## WORK TO DO
Return every entry exactly as written.
-- Begin DATA LINES --
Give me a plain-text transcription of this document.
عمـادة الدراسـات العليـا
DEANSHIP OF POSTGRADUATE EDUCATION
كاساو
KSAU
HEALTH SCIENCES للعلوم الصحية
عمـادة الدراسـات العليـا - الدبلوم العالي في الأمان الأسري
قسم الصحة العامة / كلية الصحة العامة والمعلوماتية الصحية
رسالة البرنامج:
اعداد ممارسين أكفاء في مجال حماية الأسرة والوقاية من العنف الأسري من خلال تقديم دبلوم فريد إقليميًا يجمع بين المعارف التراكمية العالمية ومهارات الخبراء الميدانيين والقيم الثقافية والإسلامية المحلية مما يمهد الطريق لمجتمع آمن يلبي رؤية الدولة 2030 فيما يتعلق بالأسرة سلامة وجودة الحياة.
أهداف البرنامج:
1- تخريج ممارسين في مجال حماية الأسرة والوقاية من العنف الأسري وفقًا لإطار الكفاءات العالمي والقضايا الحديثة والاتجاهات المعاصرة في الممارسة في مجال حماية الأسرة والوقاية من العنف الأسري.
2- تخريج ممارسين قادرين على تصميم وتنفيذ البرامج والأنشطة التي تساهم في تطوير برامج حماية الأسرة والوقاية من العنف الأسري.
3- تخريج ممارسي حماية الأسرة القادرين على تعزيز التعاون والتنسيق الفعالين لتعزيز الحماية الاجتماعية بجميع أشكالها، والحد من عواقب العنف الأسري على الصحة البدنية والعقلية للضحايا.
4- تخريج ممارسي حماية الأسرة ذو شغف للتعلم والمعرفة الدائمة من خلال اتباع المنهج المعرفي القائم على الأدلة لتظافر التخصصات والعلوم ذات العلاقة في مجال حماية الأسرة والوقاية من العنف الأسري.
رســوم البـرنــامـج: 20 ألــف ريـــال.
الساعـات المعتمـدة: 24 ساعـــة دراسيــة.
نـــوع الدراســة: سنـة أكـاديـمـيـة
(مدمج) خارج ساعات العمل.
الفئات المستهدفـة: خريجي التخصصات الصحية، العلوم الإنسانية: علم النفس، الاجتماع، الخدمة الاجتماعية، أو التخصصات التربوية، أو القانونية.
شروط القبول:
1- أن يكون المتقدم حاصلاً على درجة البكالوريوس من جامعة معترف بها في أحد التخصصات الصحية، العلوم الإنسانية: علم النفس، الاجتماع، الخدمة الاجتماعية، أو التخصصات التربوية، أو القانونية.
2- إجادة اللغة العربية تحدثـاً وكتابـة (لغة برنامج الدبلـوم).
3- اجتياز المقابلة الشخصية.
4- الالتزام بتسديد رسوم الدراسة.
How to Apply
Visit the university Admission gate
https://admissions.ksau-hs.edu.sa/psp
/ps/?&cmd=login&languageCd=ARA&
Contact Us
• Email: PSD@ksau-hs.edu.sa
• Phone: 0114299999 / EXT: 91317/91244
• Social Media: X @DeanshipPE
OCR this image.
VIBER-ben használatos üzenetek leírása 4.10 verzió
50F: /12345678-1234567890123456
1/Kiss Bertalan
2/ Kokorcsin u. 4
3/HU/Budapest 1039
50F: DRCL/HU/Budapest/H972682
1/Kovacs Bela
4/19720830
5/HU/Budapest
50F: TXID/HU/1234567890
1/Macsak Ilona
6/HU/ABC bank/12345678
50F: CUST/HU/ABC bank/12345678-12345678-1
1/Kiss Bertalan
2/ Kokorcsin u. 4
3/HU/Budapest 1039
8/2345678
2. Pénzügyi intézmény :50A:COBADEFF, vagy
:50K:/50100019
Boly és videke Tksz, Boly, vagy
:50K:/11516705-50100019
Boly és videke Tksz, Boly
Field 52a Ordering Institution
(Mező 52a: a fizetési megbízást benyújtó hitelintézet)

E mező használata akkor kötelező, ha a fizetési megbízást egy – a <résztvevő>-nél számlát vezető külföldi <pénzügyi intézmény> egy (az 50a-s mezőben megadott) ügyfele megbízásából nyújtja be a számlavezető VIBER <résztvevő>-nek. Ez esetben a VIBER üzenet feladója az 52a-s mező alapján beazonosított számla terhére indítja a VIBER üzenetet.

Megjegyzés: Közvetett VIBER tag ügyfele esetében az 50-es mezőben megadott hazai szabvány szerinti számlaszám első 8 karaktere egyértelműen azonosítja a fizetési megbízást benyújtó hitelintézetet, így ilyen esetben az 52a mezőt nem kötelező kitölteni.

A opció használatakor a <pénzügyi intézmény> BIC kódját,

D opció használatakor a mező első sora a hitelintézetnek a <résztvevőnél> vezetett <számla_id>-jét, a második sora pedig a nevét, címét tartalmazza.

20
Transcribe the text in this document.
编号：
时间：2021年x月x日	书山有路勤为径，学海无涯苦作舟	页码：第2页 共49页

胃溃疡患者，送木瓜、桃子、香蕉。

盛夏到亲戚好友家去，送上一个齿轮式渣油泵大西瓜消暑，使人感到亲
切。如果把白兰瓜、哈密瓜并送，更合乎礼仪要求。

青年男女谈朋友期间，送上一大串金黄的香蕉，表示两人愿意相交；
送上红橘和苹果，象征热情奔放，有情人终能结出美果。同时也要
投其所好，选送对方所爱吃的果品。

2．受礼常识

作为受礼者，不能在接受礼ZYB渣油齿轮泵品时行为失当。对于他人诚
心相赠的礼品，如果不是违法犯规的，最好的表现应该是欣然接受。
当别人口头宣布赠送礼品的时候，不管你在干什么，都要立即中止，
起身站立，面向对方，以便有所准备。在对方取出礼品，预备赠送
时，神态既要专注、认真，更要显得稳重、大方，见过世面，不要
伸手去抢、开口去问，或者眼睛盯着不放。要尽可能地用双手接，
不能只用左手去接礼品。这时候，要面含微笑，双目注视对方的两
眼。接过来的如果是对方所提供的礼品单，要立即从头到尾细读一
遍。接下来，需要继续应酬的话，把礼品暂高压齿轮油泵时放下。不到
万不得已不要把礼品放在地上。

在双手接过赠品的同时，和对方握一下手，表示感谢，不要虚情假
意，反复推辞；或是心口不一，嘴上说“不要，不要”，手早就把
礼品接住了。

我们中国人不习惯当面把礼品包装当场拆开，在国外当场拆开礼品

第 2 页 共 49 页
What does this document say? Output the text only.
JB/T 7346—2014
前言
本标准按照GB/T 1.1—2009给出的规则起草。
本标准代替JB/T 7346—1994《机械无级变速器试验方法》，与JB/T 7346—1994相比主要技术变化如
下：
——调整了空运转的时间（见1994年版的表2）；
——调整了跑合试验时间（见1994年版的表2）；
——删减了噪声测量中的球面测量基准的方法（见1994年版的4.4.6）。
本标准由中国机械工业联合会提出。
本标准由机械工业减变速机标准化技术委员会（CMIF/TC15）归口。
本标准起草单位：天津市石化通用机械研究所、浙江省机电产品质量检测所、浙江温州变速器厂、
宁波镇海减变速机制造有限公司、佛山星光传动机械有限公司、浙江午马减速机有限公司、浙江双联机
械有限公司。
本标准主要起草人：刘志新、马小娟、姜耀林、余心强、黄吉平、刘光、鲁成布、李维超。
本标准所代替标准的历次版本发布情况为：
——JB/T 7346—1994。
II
-- End DATA LINES --
## SOLUTION FOR THIS PROBLEM
Give me a plain-text transcription of this document.
عمـادة الدراسـات العليـا
DEANSHIP OF POSTGRADUATE EDUCATION
كاساو
KSAU
HEALTH SCIENCES للعلوم الصحية
عمـادة الدراسـات العليـا - الدبلوم العالي في الأمان الأسري
قسم الصحة العامة / كلية الصحة العامة والمعلوماتية الصحية
رسالة البرنامج:
اعداد ممارسين أكفاء في مجال حماية الأسرة والوقاية من العنف الأسري من خلال تقديم دبلوم فريد إقليميًا يجمع بين المعارف التراكمية العالمية ومهارات الخبراء الميدانيين والقيم الثقافية والإسلامية المحلية مما يمهد الطريق لمجتمع آمن يلبي رؤية الدولة 2030 فيما يتعلق بالأسرة سلامة وجودة الحياة.
أهداف البرنامج:
1- تخريج ممارسين في مجال حماية الأسرة والوقاية من العنف الأسري وفقًا لإطار الكفاءات العالمي والقضايا الحديثة والاتجاهات المعاصرة في الممارسة في مجال حماية الأسرة والوقاية من العنف الأسري.
2- تخريج ممارسين قادرين على تصميم وتنفيذ البرامج والأنشطة التي تساهم في تطوير برامج حماية الأسرة والوقاية من العنف الأسري.
3- تخريج ممارسي حماية الأسرة القادرين على تعزيز التعاون والتنسيق الفعالين لتعزيز الحماية الاجتماعية بجميع أشكالها، والحد من عواقب العنف الأسري على الصحة البدنية والعقلية للضحايا.
4- تخريج ممارسي حماية الأسرة ذو شغف للتعلم والمعرفة الدائمة من خلال اتباع المنهج المعرفي القائم على الأدلة لتظافر التخصصات والعلوم ذات العلاقة في مجال حماية الأسرة والوقاية من العنف الأسري.
رســوم البـرنــامـج: 20 ألــف ريـــال.
الساعـات المعتمـدة: 24 ساعـــة دراسيــة.
نـــوع الدراســة: سنـة أكـاديـمـيـة
(مدمج) خارج ساعات العمل.
الفئات المستهدفـة: خريجي التخصصات الصحية، العلوم الإنسانية: علم النفس، الاجتماع، الخدمة الاجتماعية، أو التخصصات التربوية، أو القانونية.
شروط القبول:
1- أن يكون المتقدم حاصلاً على درجة البكالوريوس من جامعة معترف بها في أحد التخصصات الصحية، العلوم الإنسانية: علم النفس، الاجتماع، الخدمة الاجتماعية، أو التخصصات التربوية، أو القانونية.
2- إجادة اللغة العربية تحدثـاً وكتابـة (لغة برنامج الدبلـوم).
3- اجتياز المقابلة الشخصية.
4- الالتزام بتسديد رسوم الدراسة.
How to Apply
Visit the university Admission gate
https://admissions.ksau-hs.edu.sa/psp
/ps/?&cmd=login&languageCd=ARA&
Contact Us
• Email: PSD@ksau-hs.edu.sa
• Phone: 0114299999 / EXT: 91317/91244
• Social Media: X @DeanshipPE
OCR this image.
VIBER-ben használatos üzenetek leírása 4.10 verzió
50F: /12345678-1234567890123456
1/Kiss Bertalan
2/ Kokorcsin u. 4
3/HU/Budapest 1039
50F: DRCL/HU/Budapest/H972682
1/Kovacs Bela
4/19720830
5/HU/Budapest
50F: TXID/HU/1234567890
1/Macsak Ilona
6/HU/ABC bank/12345678
50F: CUST/HU/ABC bank/12345678-12345678-1
1/Kiss Bertalan
2/ Kokorcsin u. 4
3/HU/Budapest 1039
8/2345678
2. Pénzügyi intézmény :50A:COBADEFF, vagy
:50K:/50100019
Boly és videke Tksz, Boly, vagy
:50K:/11516705-50100019
Boly és videke Tksz, Boly
Field 52a Ordering Institution
(Mező 52a: a fizetési megbízást benyújtó hitelintézet)

E mező használata akkor kötelező, ha a fizetési megbízást egy – a <résztvevő>-nél számlát vezető külföldi <pénzügyi intézmény> egy (az 50a-s mezőben megadott) ügyfele megbízásából nyújtja be a számlavezető VIBER <résztvevő>-nek. Ez esetben a VIBER üzenet feladója az 52a-s mező alapján beazonosított számla terhére indítja a VIBER üzenetet.

Megjegyzés: Közvetett VIBER tag ügyfele esetében az 50-es mezőben megadott hazai szabvány szerinti számlaszám első 8 karaktere egyértelműen azonosítja a fizetési megbízást benyújtó hitelintézetet, így ilyen esetben az 52a mezőt nem kötelező kitölteni.

A opció használatakor a <pénzügyi intézmény> BIC kódját,

D opció használatakor a mező első sora a hitelintézetnek a <résztvevőnél> vezetett <számla_id>-jét, a második sora pedig a nevét, címét tartalmazza.

20
Transcribe the text in this document.
编号：
时间：2021年x月x日	书山有路勤为径，学海无涯苦作舟	页码：第2页 共49页

胃溃疡患者，送木瓜、桃子、香蕉。

盛夏到亲戚好友家去，送上一个齿轮式渣油泵大西瓜消暑，使人感到亲
切。如果把白兰瓜、哈密瓜并送，更合乎礼仪要求。

青年男女谈朋友期间，送上一大串金黄的香蕉，表示两人愿意相交；
送上红橘和苹果，象征热情奔放，有情人终能结出美果。同时也要
投其所好，选送对方所爱吃的果品。

2．受礼常识

作为受礼者，不能在接受礼ZYB渣油齿轮泵品时行为失当。对于他人诚
心相赠的礼品，如果不是违法犯规的，最好的表现应该是欣然接受。
当别人口头宣布赠送礼品的时候，不管你在干什么，都要立即中止，
起身站立，面向对方，以便有所准备。在对方取出礼品，预备赠送
时，神态既要专注、认真，更要显得稳重、大方，见过世面，不要
伸手去抢、开口去问，或者眼睛盯着不放。要尽可能地用双手接，
不能只用左手去接礼品。这时候，要面含微笑，双目注视对方的两
眼。接过来的如果是对方所提供的礼品单，要立即从头到尾细读一
遍。接下来，需要继续应酬的话，把礼品暂高压齿轮油泵时放下。不到
万不得已不要把礼品放在地上。

在双手接过赠品的同时，和对方握一下手，表示感谢，不要虚情假
意，反复推辞；或是心口不一，嘴上说“不要，不要”，手早就把
礼品接住了。

我们中国人不习惯当面把礼品包装当场拆开，在国外当场拆开礼品

第 2 页 共 49 页
What does this document say? Output the text only.
JB/T 7346—2014
前言
本标准按照GB/T 1.1—2009给出的规则起草。
本标准代替JB/T 7346—1994《机械无级变速器试验方法》，与JB/T 7346—1994相比主要技术变化如
下：
——调整了空运转的时间（见1994年版的表2）；
——调整了跑合试验时间（见1994年版的表2）；
——删减了噪声测量中的球面测量基准的方法（见1994年版的4.4.6）。
本标准由中国机械工业联合会提出。
本标准由机械工业减变速机标准化技术委员会（CMIF/TC15）归口。
本标准起草单位：天津市石化通用机械研究所、浙江省机电产品质量检测所、浙江温州变速器厂、
宁波镇海减变速机制造有限公司、佛山星光传动机械有限公司、浙江午马减速机有限公司、浙江双联机
械有限公司。
本标准主要起草人：刘志新、马小娟、姜耀林、余心强、黄吉平、刘光、鲁成布、李维超。
本标准所代替标准的历次版本发布情况为：
——JB/T 7346—1994。
II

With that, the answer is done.